■ Task prompt
Pictures don't belong in the copy. Set down the lines from the one containing "Give me the" through the last line, exactly as they are.

-- start Data shown --

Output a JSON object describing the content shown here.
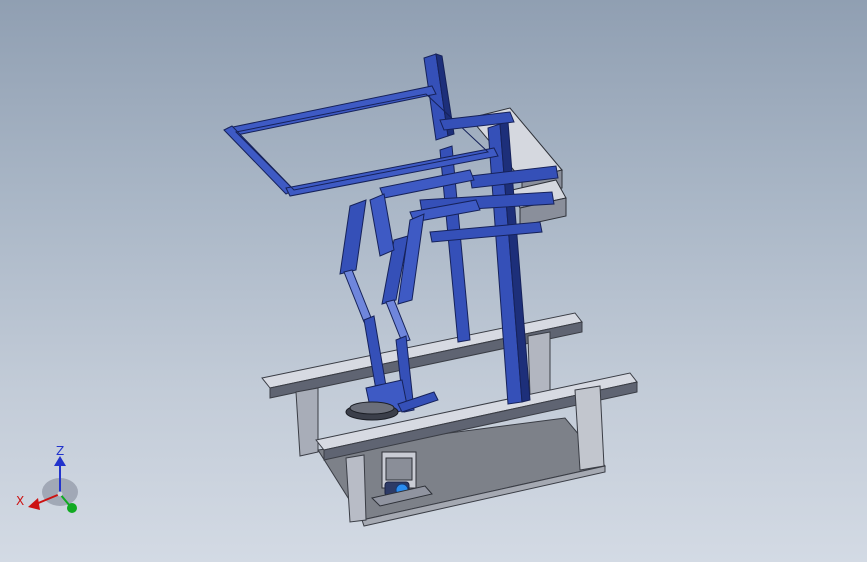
{
  "triad": {
    "z_label": "Z",
    "x_label": "X",
    "y_label": "",
    "colors": {
      "z": "#2233cc",
      "x": "#cc1111",
      "y": "#11aa22"
    }
  },
  "colors": {
    "frame_blue": "#3550b8",
    "frame_blue_light": "#6f86dc",
    "frame_blue_dark": "#1d2f7a",
    "base_gray": "#9aa0ac",
    "base_gray_light": "#cfd2da",
    "base_gray_dark": "#5d6270",
    "floor_gray": "#7c8088"
  }
}
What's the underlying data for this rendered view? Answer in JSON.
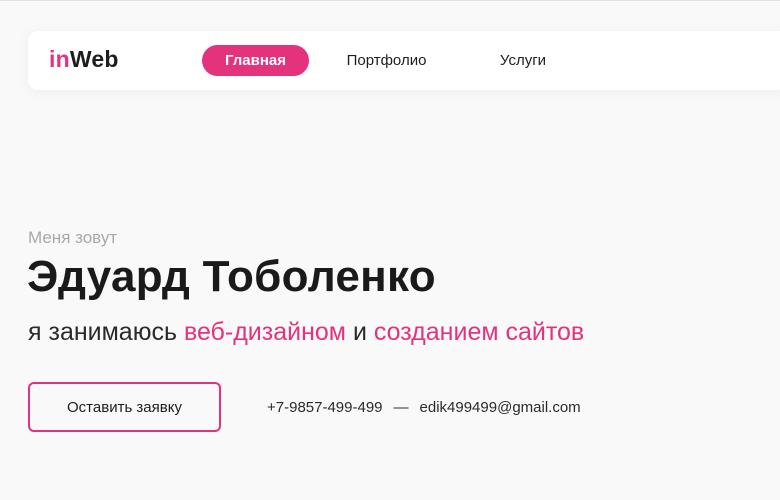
{
  "brand": {
    "logo_prefix": "in",
    "logo_suffix": "Web",
    "accent_color": "#e5327d"
  },
  "nav": {
    "items": [
      {
        "label": "Главная",
        "active": true
      },
      {
        "label": "Портфолио",
        "active": false
      },
      {
        "label": "Услуги",
        "active": false
      }
    ]
  },
  "hero": {
    "intro": "Меня зовут",
    "name": "Эдуард Тоболенко",
    "tagline_start": "я занимаюсь ",
    "tagline_highlight_1": "веб-дизайном",
    "tagline_middle": " и ",
    "tagline_highlight_2": "созданием сайтов"
  },
  "cta": {
    "label": "Оставить заявку"
  },
  "contacts": {
    "phone": "+7-9857-499-499",
    "separator": "—",
    "email": "edik499499@gmail.com"
  }
}
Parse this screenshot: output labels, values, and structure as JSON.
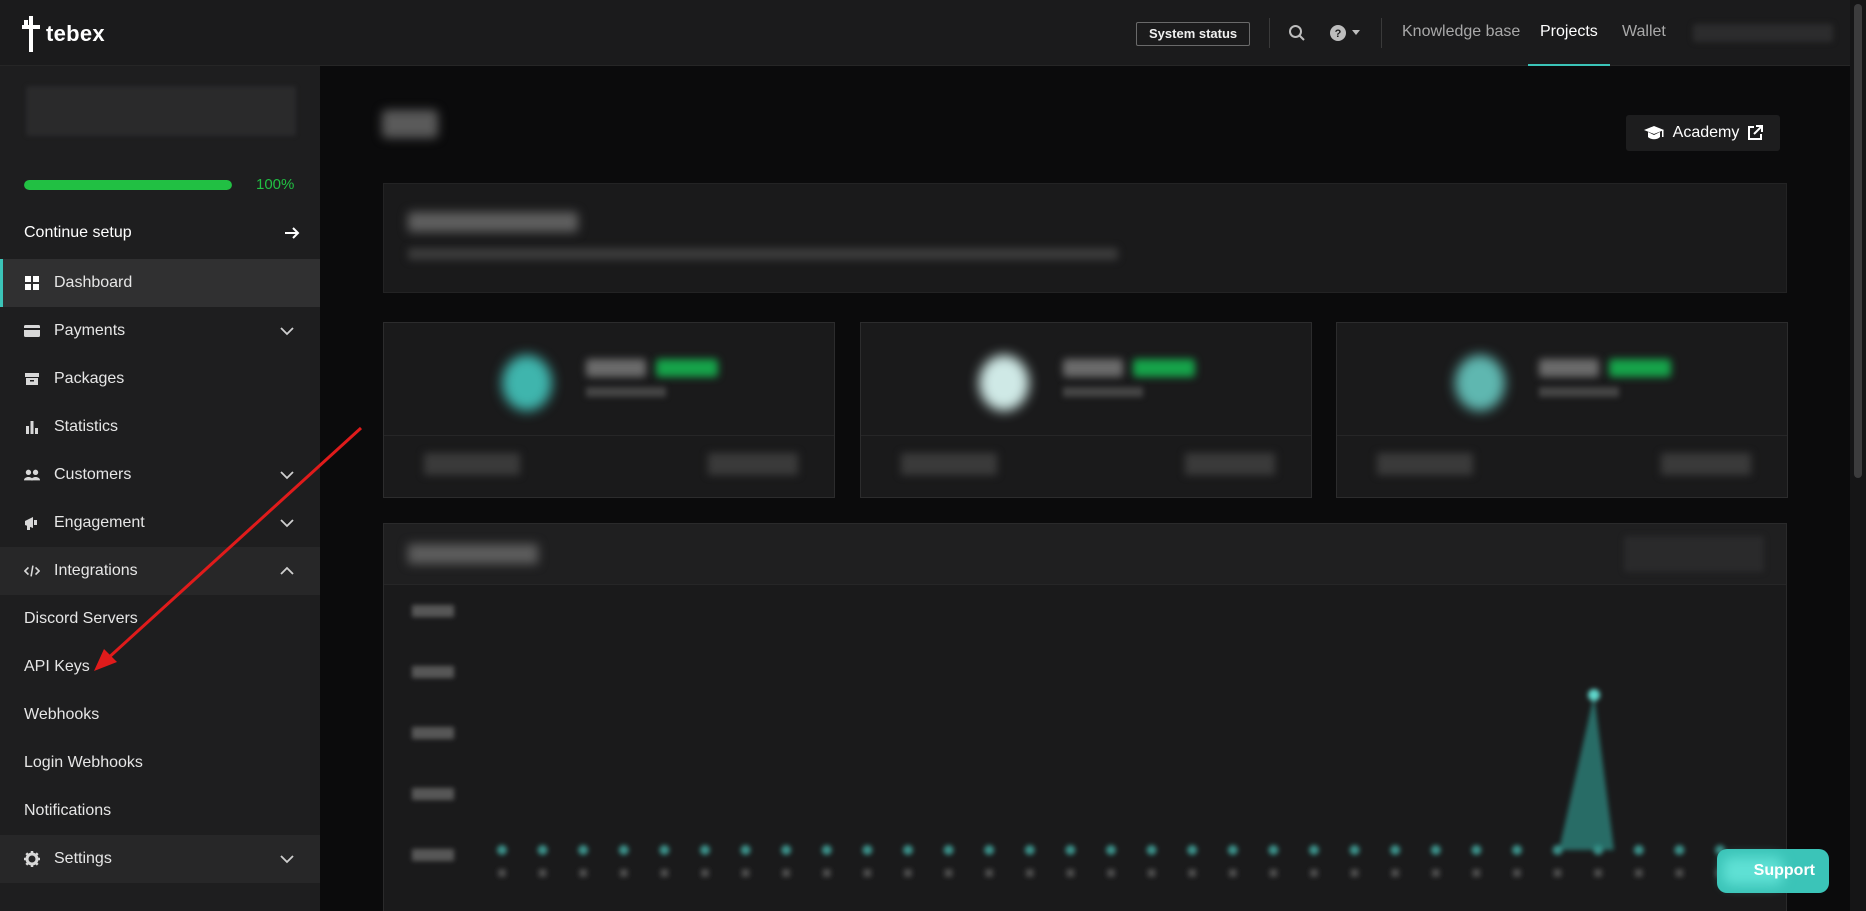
{
  "topbar": {
    "logo_text": "tebex",
    "system_status": "System status",
    "links": [
      "Knowledge base",
      "Projects",
      "Wallet"
    ],
    "active_link": "Projects",
    "accent": "#3bc4b8"
  },
  "sidebar": {
    "progress_percent": 100,
    "progress_label": "100%",
    "continue_setup": "Continue setup",
    "nav": [
      {
        "label": "Dashboard",
        "icon": "grid-icon",
        "active": true
      },
      {
        "label": "Payments",
        "icon": "credit-card-icon",
        "expandable": true
      },
      {
        "label": "Packages",
        "icon": "box-icon"
      },
      {
        "label": "Statistics",
        "icon": "bar-chart-icon"
      },
      {
        "label": "Customers",
        "icon": "users-icon",
        "expandable": true
      },
      {
        "label": "Engagement",
        "icon": "megaphone-icon",
        "expandable": true
      },
      {
        "label": "Integrations",
        "icon": "code-icon",
        "expanded": true
      }
    ],
    "integrations_sub": [
      "Discord Servers",
      "API Keys",
      "Webhooks",
      "Login Webhooks",
      "Notifications"
    ],
    "settings": {
      "label": "Settings",
      "icon": "gear-icon"
    }
  },
  "main": {
    "academy_label": "Academy"
  },
  "support_label": "Support",
  "colors": {
    "progress": "#21c043",
    "accent": "#3bc4b8",
    "arrow": "#e01b1b"
  }
}
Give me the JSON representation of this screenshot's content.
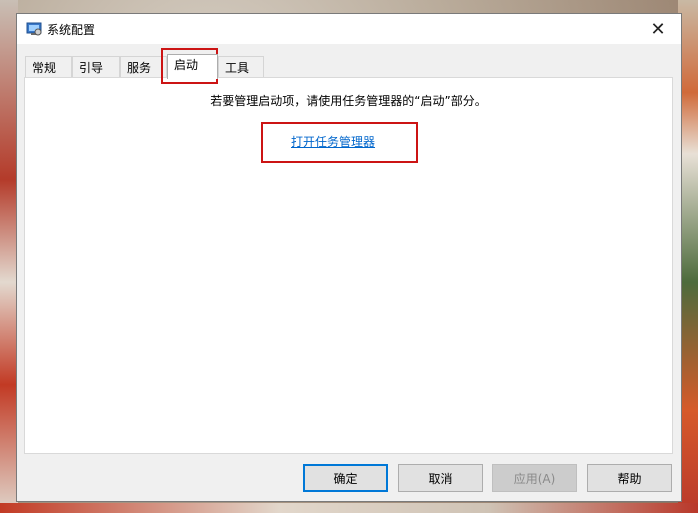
{
  "window": {
    "title": "系统配置",
    "close_glyph": "✕"
  },
  "tabs": [
    {
      "label": "常规"
    },
    {
      "label": "引导"
    },
    {
      "label": "服务"
    },
    {
      "label": "启动",
      "active": true
    },
    {
      "label": "工具"
    }
  ],
  "startup": {
    "info_text": "若要管理启动项，请使用任务管理器的“启动”部分。",
    "link_text": "打开任务管理器"
  },
  "buttons": {
    "ok": "确定",
    "cancel": "取消",
    "apply": "应用(A)",
    "help": "帮助"
  },
  "colors": {
    "highlight": "#cc1414",
    "link": "#0066cc",
    "primary_border": "#0078d7"
  },
  "icons": {
    "app": "system-config-icon",
    "close": "close-icon"
  }
}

-- end Data shown --

■ The output
Give me the JSON representation of this screenshot's content.
{
  "window": {
    "title": "系统配置",
    "close_glyph": "✕"
  },
  "tabs": [
    {
      "label": "常规"
    },
    {
      "label": "引导"
    },
    {
      "label": "服务"
    },
    {
      "label": "启动",
      "active": true
    },
    {
      "label": "工具"
    }
  ],
  "startup": {
    "info_text": "若要管理启动项，请使用任务管理器的“启动”部分。",
    "link_text": "打开任务管理器"
  },
  "buttons": {
    "ok": "确定",
    "cancel": "取消",
    "apply": "应用(A)",
    "help": "帮助"
  },
  "colors": {
    "highlight": "#cc1414",
    "link": "#0066cc",
    "primary_border": "#0078d7"
  },
  "icons": {
    "app": "system-config-icon",
    "close": "close-icon"
  }
}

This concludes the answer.